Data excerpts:
- - - - - - -
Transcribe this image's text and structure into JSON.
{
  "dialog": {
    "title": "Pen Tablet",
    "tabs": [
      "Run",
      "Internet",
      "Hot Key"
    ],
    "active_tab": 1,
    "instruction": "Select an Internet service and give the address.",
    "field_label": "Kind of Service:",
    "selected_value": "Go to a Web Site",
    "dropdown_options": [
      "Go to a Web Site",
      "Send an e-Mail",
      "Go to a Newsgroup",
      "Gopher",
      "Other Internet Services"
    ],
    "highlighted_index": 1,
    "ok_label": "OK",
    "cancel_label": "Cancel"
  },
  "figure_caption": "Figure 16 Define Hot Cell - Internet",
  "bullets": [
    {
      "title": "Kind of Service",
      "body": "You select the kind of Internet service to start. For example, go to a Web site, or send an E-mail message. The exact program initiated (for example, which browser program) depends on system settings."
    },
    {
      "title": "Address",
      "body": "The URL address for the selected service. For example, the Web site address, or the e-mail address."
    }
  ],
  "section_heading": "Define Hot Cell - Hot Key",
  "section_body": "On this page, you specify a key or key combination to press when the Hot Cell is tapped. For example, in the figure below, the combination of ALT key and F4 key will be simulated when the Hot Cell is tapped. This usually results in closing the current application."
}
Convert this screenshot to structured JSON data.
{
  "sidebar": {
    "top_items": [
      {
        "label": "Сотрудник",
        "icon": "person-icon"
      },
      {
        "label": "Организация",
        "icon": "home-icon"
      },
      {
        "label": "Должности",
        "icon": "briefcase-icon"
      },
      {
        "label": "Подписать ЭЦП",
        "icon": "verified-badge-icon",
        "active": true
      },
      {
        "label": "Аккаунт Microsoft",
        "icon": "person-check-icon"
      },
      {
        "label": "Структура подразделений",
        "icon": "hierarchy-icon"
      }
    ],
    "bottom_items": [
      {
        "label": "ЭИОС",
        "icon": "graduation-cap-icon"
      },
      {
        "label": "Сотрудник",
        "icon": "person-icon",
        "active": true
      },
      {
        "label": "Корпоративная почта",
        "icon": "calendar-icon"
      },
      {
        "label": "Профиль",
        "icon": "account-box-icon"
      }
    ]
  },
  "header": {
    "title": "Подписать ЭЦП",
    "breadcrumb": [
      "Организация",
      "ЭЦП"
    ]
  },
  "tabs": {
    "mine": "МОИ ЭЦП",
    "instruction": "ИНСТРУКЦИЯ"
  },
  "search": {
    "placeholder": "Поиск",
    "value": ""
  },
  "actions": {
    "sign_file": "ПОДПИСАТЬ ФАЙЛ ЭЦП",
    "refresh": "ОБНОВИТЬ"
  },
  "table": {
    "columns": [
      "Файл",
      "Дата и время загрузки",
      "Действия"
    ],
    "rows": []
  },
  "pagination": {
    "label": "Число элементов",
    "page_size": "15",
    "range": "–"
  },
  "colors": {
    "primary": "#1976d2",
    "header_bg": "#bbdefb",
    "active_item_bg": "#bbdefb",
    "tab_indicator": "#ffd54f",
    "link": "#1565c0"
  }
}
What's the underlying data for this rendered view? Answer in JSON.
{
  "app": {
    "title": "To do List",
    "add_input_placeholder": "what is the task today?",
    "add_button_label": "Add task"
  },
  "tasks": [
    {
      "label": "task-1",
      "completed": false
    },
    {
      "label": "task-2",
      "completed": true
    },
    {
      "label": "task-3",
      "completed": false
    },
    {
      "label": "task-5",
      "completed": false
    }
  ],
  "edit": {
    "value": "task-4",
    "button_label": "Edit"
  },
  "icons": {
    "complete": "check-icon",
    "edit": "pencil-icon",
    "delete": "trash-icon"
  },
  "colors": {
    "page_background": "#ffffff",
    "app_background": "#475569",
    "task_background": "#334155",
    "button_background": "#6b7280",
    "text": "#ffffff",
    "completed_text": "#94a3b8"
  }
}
- - - - - - -
**TASK REQUIREMENTS**
In the lines above, find each one with "instruction" and list it.

**TASK RESPONSE**
    "instruction": "Select an Internet service and give the address.",
    "instruction": "ИНСТРУКЦИЯ"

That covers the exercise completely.